▶ _TASK PROMPT_: Below are the records. List every line holding the word "xlabel".

[start DATA SUPPLIED]

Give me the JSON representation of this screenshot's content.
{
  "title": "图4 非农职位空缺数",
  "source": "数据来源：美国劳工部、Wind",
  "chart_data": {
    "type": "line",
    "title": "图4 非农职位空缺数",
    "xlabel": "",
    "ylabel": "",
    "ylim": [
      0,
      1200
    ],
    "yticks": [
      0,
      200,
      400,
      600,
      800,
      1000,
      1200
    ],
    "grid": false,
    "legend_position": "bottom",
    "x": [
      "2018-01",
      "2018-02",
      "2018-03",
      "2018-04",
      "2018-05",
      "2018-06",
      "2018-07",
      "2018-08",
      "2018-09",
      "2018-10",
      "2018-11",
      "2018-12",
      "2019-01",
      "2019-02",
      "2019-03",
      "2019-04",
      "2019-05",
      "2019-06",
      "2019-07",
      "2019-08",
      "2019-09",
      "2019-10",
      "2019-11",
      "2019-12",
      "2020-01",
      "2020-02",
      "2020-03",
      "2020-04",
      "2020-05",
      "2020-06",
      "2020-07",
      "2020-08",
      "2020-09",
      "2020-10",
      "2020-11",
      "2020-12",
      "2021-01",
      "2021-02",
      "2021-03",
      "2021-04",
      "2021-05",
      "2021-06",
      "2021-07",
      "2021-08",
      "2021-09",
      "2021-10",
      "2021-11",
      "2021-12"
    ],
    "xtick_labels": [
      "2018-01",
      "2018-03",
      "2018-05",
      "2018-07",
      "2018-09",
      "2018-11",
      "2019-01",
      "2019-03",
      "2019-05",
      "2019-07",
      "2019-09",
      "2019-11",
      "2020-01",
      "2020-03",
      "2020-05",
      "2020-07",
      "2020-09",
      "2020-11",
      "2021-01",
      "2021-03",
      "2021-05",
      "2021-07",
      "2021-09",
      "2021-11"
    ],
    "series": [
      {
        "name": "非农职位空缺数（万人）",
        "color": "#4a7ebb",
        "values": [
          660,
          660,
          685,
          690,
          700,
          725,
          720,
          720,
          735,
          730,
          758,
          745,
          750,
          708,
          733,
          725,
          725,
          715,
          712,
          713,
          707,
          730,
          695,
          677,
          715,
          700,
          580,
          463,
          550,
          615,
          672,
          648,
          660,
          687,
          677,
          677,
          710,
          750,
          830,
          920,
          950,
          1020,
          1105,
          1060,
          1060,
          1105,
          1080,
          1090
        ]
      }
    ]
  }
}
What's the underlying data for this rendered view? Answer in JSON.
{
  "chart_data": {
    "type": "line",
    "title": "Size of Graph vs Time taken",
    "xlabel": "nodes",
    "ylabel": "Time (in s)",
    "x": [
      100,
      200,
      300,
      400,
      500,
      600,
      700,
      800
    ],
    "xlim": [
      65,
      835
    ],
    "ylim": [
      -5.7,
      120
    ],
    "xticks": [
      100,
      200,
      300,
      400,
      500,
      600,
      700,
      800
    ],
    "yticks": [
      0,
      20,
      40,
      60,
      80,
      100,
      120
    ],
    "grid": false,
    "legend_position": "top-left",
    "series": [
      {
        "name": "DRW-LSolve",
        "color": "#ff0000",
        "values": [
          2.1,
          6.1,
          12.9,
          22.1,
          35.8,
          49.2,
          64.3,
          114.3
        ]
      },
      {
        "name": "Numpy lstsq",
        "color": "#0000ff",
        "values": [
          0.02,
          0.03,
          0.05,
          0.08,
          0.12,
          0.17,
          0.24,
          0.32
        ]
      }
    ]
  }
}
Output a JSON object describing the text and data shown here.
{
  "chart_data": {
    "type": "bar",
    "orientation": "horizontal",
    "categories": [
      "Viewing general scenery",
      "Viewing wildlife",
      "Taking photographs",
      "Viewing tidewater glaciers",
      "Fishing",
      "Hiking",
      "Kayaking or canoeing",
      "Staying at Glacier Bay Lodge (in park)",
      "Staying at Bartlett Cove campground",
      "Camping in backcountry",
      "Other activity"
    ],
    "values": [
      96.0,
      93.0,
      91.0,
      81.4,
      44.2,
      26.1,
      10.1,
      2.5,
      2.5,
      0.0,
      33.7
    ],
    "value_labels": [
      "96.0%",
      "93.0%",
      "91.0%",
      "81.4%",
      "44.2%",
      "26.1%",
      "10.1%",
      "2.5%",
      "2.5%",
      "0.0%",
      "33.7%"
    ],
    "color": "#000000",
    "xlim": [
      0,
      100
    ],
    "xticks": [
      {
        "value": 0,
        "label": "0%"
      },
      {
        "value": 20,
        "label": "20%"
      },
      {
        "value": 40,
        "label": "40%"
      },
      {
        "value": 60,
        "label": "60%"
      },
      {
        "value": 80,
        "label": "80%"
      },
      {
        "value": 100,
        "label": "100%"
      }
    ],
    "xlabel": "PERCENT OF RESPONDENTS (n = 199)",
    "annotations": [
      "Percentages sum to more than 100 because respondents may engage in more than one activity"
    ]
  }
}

[end DATA SUPPLIED]

▶ _EXPECTED ANSWER_:
    "xlabel": "",
    "xlabel": "nodes",
    "xlabel": "PERCENT OF RESPONDENTS (n = 199)",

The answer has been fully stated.